Requirements>
Copy each entry as it stands, leaving nothing out.
>> Begin
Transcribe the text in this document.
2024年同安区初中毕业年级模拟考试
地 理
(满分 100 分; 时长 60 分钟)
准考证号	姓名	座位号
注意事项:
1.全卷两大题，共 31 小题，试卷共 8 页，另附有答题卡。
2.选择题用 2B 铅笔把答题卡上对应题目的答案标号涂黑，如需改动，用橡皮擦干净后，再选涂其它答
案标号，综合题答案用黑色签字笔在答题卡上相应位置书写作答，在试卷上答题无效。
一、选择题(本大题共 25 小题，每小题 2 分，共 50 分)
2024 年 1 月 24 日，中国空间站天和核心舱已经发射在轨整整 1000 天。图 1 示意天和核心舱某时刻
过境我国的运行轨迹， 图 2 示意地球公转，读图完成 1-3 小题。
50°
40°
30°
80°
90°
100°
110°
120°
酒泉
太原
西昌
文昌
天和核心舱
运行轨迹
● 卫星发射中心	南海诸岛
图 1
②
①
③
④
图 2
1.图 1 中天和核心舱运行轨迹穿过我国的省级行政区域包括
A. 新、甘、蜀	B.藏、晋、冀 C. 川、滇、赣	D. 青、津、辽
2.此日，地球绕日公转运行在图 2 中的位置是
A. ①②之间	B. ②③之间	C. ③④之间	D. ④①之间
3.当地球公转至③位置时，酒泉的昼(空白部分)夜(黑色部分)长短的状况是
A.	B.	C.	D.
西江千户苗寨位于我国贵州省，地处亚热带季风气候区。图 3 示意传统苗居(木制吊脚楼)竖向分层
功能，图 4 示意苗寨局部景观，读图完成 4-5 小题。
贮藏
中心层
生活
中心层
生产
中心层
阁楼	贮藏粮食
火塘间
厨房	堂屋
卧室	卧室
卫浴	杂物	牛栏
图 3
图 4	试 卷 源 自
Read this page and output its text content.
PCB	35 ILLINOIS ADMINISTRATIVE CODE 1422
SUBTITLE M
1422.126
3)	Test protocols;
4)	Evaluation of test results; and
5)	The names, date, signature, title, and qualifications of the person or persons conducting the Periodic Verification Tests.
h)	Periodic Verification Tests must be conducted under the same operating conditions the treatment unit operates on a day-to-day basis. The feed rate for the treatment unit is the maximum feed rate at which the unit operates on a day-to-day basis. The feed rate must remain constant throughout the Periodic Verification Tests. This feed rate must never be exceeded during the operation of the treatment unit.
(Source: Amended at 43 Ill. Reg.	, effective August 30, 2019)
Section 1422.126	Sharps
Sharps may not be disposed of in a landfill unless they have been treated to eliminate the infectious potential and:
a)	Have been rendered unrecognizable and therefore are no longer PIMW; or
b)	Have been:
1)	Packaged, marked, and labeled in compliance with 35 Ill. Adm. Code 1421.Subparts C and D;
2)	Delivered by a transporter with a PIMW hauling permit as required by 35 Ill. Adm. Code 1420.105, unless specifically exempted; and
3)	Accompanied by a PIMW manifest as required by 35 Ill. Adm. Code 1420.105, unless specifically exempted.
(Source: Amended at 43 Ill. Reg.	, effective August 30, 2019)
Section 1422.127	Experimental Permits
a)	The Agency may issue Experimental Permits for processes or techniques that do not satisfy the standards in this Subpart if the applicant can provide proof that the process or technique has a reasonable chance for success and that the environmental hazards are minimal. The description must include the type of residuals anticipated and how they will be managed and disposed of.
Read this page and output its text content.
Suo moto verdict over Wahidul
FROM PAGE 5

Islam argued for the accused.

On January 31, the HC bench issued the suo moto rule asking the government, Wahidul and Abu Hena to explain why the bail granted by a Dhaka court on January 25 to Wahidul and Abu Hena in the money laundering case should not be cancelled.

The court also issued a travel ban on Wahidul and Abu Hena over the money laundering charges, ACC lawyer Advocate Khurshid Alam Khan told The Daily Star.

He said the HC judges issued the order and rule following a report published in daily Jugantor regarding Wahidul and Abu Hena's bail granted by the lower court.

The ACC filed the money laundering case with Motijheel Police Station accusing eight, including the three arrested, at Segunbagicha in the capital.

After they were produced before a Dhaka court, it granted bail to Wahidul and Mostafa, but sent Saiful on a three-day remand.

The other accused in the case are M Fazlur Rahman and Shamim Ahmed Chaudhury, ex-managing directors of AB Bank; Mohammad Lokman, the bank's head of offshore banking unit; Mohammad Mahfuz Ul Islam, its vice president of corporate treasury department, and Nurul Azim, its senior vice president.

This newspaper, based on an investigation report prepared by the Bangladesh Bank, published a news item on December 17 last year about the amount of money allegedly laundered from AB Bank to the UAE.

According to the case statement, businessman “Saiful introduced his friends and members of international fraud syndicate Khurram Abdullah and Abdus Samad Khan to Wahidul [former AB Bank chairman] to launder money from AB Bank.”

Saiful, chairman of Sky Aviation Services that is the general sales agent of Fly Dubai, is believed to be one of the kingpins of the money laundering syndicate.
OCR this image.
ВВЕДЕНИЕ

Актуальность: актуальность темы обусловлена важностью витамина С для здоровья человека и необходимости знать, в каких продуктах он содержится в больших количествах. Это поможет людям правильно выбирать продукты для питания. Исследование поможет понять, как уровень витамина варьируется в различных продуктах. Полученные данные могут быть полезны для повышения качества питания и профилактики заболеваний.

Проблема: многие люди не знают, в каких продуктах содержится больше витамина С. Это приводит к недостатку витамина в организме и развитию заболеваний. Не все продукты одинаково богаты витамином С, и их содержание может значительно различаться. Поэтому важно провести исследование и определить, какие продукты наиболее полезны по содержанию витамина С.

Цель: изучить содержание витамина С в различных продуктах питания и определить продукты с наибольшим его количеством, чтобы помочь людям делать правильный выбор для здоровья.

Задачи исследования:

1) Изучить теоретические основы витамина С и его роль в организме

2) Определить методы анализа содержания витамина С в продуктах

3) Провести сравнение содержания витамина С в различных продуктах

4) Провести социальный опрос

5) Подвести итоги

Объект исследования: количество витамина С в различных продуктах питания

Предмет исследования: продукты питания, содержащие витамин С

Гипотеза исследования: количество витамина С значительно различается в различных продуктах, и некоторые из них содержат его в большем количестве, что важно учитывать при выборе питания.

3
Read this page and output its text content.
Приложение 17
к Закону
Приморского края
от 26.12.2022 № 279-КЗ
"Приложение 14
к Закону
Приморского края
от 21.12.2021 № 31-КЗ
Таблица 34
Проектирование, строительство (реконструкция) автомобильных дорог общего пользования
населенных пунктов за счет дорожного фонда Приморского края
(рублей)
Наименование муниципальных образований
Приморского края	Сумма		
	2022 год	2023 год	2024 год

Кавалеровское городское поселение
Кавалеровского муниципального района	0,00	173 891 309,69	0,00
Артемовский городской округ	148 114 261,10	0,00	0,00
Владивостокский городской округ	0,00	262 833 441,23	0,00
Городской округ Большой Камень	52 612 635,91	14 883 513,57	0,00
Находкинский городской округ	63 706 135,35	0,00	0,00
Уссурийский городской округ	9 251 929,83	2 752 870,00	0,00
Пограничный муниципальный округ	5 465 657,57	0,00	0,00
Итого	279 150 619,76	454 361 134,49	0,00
>> End
Exercise answer>
Transcribe the text in this document.
2024年同安区初中毕业年级模拟考试
地 理
(满分 100 分; 时长 60 分钟)
准考证号	姓名	座位号
注意事项:
1.全卷两大题，共 31 小题，试卷共 8 页，另附有答题卡。
2.选择题用 2B 铅笔把答题卡上对应题目的答案标号涂黑，如需改动，用橡皮擦干净后，再选涂其它答
案标号，综合题答案用黑色签字笔在答题卡上相应位置书写作答，在试卷上答题无效。
一、选择题(本大题共 25 小题，每小题 2 分，共 50 分)
2024 年 1 月 24 日，中国空间站天和核心舱已经发射在轨整整 1000 天。图 1 示意天和核心舱某时刻
过境我国的运行轨迹， 图 2 示意地球公转，读图完成 1-3 小题。
50°
40°
30°
80°
90°
100°
110°
120°
酒泉
太原
西昌
文昌
天和核心舱
运行轨迹
● 卫星发射中心	南海诸岛
图 1
②
①
③
④
图 2
1.图 1 中天和核心舱运行轨迹穿过我国的省级行政区域包括
A. 新、甘、蜀	B.藏、晋、冀 C. 川、滇、赣	D. 青、津、辽
2.此日，地球绕日公转运行在图 2 中的位置是
A. ①②之间	B. ②③之间	C. ③④之间	D. ④①之间
3.当地球公转至③位置时，酒泉的昼(空白部分)夜(黑色部分)长短的状况是
A.	B.	C.	D.
西江千户苗寨位于我国贵州省，地处亚热带季风气候区。图 3 示意传统苗居(木制吊脚楼)竖向分层
功能，图 4 示意苗寨局部景观，读图完成 4-5 小题。
贮藏
中心层
生活
中心层
生产
中心层
阁楼	贮藏粮食
火塘间
厨房	堂屋
卧室	卧室
卫浴	杂物	牛栏
图 3
图 4	试 卷 源 自
Read this page and output its text content.
PCB	35 ILLINOIS ADMINISTRATIVE CODE 1422
SUBTITLE M
1422.126
3)	Test protocols;
4)	Evaluation of test results; and
5)	The names, date, signature, title, and qualifications of the person or persons conducting the Periodic Verification Tests.
h)	Periodic Verification Tests must be conducted under the same operating conditions the treatment unit operates on a day-to-day basis. The feed rate for the treatment unit is the maximum feed rate at which the unit operates on a day-to-day basis. The feed rate must remain constant throughout the Periodic Verification Tests. This feed rate must never be exceeded during the operation of the treatment unit.
(Source: Amended at 43 Ill. Reg.	, effective August 30, 2019)
Section 1422.126	Sharps
Sharps may not be disposed of in a landfill unless they have been treated to eliminate the infectious potential and:
a)	Have been rendered unrecognizable and therefore are no longer PIMW; or
b)	Have been:
1)	Packaged, marked, and labeled in compliance with 35 Ill. Adm. Code 1421.Subparts C and D;
2)	Delivered by a transporter with a PIMW hauling permit as required by 35 Ill. Adm. Code 1420.105, unless specifically exempted; and
3)	Accompanied by a PIMW manifest as required by 35 Ill. Adm. Code 1420.105, unless specifically exempted.
(Source: Amended at 43 Ill. Reg.	, effective August 30, 2019)
Section 1422.127	Experimental Permits
a)	The Agency may issue Experimental Permits for processes or techniques that do not satisfy the standards in this Subpart if the applicant can provide proof that the process or technique has a reasonable chance for success and that the environmental hazards are minimal. The description must include the type of residuals anticipated and how they will be managed and disposed of.
Read this page and output its text content.
Suo moto verdict over Wahidul
FROM PAGE 5

Islam argued for the accused.

On January 31, the HC bench issued the suo moto rule asking the government, Wahidul and Abu Hena to explain why the bail granted by a Dhaka court on January 25 to Wahidul and Abu Hena in the money laundering case should not be cancelled.

The court also issued a travel ban on Wahidul and Abu Hena over the money laundering charges, ACC lawyer Advocate Khurshid Alam Khan told The Daily Star.

He said the HC judges issued the order and rule following a report published in daily Jugantor regarding Wahidul and Abu Hena's bail granted by the lower court.

The ACC filed the money laundering case with Motijheel Police Station accusing eight, including the three arrested, at Segunbagicha in the capital.

After they were produced before a Dhaka court, it granted bail to Wahidul and Mostafa, but sent Saiful on a three-day remand.

The other accused in the case are M Fazlur Rahman and Shamim Ahmed Chaudhury, ex-managing directors of AB Bank; Mohammad Lokman, the bank's head of offshore banking unit; Mohammad Mahfuz Ul Islam, its vice president of corporate treasury department, and Nurul Azim, its senior vice president.

This newspaper, based on an investigation report prepared by the Bangladesh Bank, published a news item on December 17 last year about the amount of money allegedly laundered from AB Bank to the UAE.

According to the case statement, businessman “Saiful introduced his friends and members of international fraud syndicate Khurram Abdullah and Abdus Samad Khan to Wahidul [former AB Bank chairman] to launder money from AB Bank.”

Saiful, chairman of Sky Aviation Services that is the general sales agent of Fly Dubai, is believed to be one of the kingpins of the money laundering syndicate.
OCR this image.
ВВЕДЕНИЕ

Актуальность: актуальность темы обусловлена важностью витамина С для здоровья человека и необходимости знать, в каких продуктах он содержится в больших количествах. Это поможет людям правильно выбирать продукты для питания. Исследование поможет понять, как уровень витамина варьируется в различных продуктах. Полученные данные могут быть полезны для повышения качества питания и профилактики заболеваний.

Проблема: многие люди не знают, в каких продуктах содержится больше витамина С. Это приводит к недостатку витамина в организме и развитию заболеваний. Не все продукты одинаково богаты витамином С, и их содержание может значительно различаться. Поэтому важно провести исследование и определить, какие продукты наиболее полезны по содержанию витамина С.

Цель: изучить содержание витамина С в различных продуктах питания и определить продукты с наибольшим его количеством, чтобы помочь людям делать правильный выбор для здоровья.

Задачи исследования:

1) Изучить теоретические основы витамина С и его роль в организме

2) Определить методы анализа содержания витамина С в продуктах

3) Провести сравнение содержания витамина С в различных продуктах

4) Провести социальный опрос

5) Подвести итоги

Объект исследования: количество витамина С в различных продуктах питания

Предмет исследования: продукты питания, содержащие витамин С

Гипотеза исследования: количество витамина С значительно различается в различных продуктах, и некоторые из них содержат его в большем количестве, что важно учитывать при выборе питания.

3
Read this page and output its text content.
Приложение 17
к Закону
Приморского края
от 26.12.2022 № 279-КЗ
"Приложение 14
к Закону
Приморского края
от 21.12.2021 № 31-КЗ
Таблица 34
Проектирование, строительство (реконструкция) автомобильных дорог общего пользования
населенных пунктов за счет дорожного фонда Приморского края
(рублей)
Наименование муниципальных образований
Приморского края	Сумма		
	2022 год	2023 год	2024 год

Кавалеровское городское поселение
Кавалеровского муниципального района	0,00	173 891 309,69	0,00
Артемовский городской округ	148 114 261,10	0,00	0,00
Владивостокский городской округ	0,00	262 833 441,23	0,00
Городской округ Большой Камень	52 612 635,91	14 883 513,57	0,00
Находкинский городской округ	63 706 135,35	0,00	0,00
Уссурийский городской округ	9 251 929,83	2 752 870,00	0,00
Пограничный муниципальный округ	5 465 657,57	0,00	0,00
Итого	279 150 619,76	454 361 134,49	0,00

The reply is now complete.